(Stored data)
** Start **
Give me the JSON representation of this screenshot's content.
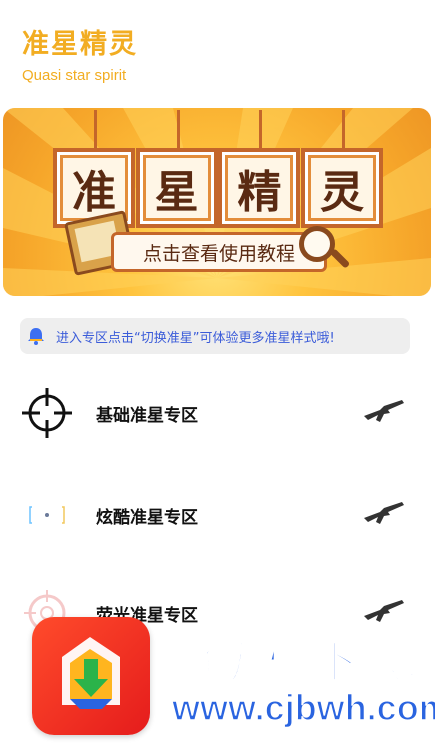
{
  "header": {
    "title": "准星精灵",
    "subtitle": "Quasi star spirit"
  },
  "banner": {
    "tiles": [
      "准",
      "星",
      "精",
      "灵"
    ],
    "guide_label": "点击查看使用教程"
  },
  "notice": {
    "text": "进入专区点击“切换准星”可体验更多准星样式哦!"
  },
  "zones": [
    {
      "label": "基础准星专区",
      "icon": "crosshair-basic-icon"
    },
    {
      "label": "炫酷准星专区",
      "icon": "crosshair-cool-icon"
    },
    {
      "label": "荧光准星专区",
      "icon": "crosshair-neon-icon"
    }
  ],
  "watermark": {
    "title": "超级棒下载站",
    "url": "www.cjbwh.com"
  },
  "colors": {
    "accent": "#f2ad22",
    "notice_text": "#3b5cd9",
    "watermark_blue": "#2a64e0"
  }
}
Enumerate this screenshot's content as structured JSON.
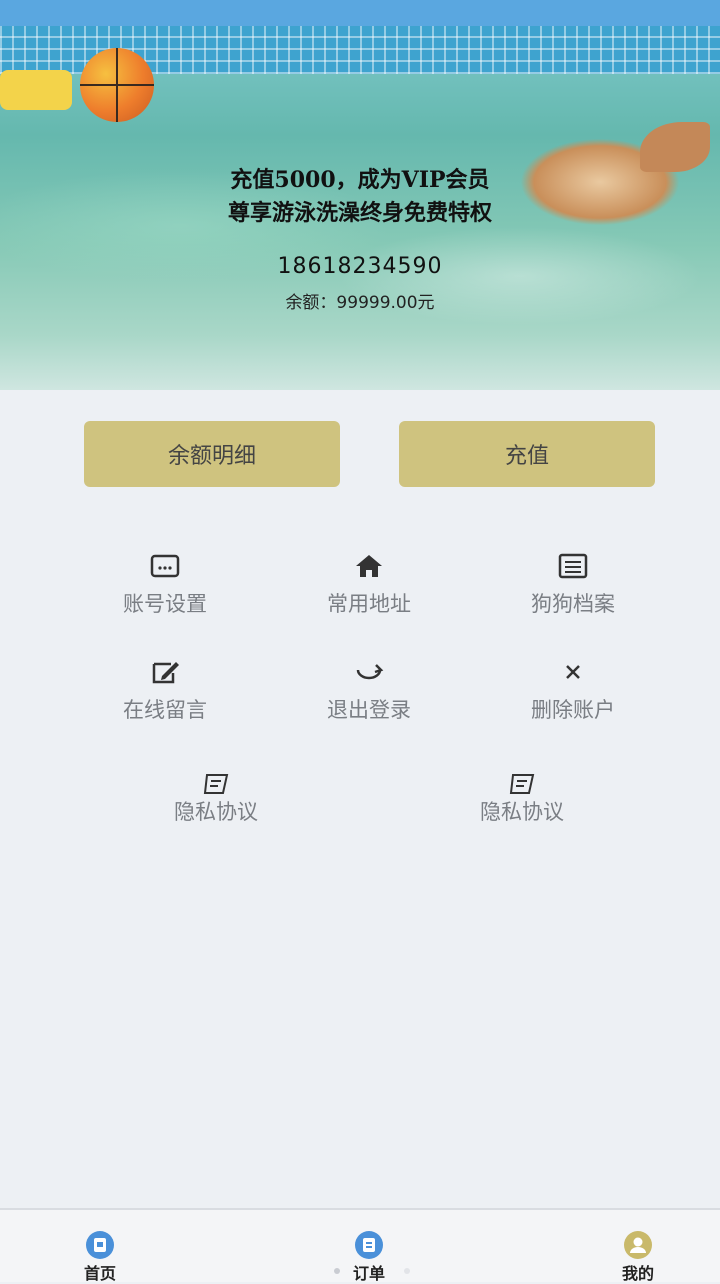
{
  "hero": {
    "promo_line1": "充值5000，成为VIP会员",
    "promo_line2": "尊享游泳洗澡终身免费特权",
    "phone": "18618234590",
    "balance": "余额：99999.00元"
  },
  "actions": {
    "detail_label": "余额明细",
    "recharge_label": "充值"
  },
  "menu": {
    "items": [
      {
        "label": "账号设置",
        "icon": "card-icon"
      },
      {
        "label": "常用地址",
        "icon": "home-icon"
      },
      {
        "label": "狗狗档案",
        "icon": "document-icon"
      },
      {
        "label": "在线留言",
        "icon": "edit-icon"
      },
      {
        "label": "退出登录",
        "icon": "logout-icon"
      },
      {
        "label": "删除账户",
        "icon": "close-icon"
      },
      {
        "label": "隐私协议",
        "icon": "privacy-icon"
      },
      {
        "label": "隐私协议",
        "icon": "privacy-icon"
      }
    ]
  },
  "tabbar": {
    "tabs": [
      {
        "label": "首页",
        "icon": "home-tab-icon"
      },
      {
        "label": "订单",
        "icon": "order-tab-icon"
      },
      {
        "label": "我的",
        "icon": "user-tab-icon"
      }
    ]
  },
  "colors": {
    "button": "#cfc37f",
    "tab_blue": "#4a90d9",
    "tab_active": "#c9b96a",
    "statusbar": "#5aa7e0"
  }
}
** End **
** Start **
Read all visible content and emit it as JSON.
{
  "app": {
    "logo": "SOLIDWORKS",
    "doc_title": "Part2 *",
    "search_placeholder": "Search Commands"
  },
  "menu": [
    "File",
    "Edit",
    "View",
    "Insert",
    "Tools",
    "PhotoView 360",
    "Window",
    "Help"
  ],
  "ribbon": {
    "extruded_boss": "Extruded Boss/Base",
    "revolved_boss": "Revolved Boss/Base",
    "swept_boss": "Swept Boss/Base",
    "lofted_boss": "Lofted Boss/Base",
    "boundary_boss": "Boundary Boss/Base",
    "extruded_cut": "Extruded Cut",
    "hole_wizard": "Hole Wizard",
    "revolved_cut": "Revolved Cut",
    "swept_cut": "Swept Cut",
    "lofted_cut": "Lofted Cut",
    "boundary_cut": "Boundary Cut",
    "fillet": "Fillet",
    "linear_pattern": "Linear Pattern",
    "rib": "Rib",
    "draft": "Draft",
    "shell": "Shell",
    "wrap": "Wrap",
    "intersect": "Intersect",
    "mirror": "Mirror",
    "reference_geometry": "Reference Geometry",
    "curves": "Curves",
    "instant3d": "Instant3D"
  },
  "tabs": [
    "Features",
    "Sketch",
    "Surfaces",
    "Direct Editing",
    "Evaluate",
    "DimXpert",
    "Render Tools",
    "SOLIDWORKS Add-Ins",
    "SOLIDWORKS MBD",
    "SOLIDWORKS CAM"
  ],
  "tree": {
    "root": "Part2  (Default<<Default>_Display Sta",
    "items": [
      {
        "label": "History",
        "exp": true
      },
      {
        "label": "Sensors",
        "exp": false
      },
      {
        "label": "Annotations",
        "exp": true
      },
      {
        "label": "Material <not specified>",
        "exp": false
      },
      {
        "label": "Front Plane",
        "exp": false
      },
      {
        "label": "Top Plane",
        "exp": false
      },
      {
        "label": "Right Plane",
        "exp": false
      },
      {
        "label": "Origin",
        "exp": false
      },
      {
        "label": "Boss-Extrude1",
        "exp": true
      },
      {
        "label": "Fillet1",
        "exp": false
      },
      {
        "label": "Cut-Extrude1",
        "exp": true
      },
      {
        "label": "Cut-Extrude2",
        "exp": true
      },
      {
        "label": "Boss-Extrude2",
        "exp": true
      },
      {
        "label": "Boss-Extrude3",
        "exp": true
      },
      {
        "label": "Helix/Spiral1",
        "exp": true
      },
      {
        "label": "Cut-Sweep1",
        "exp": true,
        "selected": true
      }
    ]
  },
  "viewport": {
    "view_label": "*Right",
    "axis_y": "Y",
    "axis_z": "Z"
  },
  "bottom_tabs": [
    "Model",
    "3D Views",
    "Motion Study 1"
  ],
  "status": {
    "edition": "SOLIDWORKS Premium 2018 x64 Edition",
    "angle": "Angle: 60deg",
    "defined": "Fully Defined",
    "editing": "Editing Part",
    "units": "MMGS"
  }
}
** End **
_GIVEN EXERCISE_
In the entries above, identify each line that includes the string "Revolved", then copy it.

_CORRECT ANSWER_
    "revolved_boss": "Revolved Boss/Base",
    "revolved_cut": "Revolved Cut",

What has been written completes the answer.